- _What to work on_
Tally the lines of the records below that include the word "połączone", and write down only that tally.

-=-=-

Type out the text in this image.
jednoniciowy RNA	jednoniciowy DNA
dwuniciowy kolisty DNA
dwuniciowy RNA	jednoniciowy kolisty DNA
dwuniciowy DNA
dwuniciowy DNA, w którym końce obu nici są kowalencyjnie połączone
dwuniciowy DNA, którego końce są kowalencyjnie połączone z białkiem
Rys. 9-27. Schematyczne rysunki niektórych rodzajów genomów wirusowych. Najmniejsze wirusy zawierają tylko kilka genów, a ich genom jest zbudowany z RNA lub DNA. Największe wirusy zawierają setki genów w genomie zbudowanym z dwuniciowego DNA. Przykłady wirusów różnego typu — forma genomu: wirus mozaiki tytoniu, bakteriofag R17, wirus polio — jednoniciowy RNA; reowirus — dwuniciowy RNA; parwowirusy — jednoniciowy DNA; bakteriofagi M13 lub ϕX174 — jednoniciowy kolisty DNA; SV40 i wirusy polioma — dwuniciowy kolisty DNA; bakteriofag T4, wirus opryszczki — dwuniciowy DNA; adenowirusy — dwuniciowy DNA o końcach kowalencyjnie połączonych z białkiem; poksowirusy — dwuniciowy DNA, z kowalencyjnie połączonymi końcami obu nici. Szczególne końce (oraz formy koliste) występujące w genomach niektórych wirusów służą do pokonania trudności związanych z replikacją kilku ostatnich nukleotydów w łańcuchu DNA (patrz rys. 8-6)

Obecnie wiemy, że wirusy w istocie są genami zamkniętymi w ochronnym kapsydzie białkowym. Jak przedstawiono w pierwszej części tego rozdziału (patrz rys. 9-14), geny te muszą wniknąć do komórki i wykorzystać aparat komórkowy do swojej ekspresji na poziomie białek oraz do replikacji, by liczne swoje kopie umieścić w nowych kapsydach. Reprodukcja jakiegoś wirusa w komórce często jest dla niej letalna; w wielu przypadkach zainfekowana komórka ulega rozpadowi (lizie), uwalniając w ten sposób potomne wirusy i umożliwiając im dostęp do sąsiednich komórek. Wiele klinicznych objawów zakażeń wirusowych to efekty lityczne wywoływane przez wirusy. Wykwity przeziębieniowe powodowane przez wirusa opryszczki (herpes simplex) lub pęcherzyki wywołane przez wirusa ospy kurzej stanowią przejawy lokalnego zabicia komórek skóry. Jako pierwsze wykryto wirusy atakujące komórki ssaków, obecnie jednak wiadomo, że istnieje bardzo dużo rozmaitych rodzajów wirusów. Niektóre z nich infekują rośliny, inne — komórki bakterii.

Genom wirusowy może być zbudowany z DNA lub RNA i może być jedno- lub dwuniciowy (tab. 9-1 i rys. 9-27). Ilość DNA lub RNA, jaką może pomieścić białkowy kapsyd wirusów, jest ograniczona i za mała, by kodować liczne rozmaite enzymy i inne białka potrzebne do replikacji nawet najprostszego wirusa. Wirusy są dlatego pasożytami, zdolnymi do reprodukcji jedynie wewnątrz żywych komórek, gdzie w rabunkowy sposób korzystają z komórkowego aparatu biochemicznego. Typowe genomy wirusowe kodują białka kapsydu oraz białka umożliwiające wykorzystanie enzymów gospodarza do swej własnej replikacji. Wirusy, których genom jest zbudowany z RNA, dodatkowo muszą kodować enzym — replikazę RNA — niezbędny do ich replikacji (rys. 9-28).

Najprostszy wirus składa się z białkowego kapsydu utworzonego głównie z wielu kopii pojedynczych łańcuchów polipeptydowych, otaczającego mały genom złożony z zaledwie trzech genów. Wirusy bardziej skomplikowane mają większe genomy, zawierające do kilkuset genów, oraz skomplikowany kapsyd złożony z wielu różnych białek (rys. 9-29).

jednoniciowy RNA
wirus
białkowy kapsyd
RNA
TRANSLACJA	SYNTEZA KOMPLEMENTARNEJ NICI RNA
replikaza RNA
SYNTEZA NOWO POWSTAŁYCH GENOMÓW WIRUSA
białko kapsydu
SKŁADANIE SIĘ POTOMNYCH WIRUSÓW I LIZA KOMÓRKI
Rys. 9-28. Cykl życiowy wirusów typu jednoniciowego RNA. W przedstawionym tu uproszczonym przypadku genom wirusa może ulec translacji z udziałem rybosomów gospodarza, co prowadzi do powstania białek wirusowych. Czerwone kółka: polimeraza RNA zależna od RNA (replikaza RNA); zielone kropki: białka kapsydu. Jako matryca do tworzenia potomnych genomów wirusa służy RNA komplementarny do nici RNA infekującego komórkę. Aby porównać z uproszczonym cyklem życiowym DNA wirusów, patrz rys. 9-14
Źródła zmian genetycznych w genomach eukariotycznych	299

-=-=-

- _Response for this exercise_
2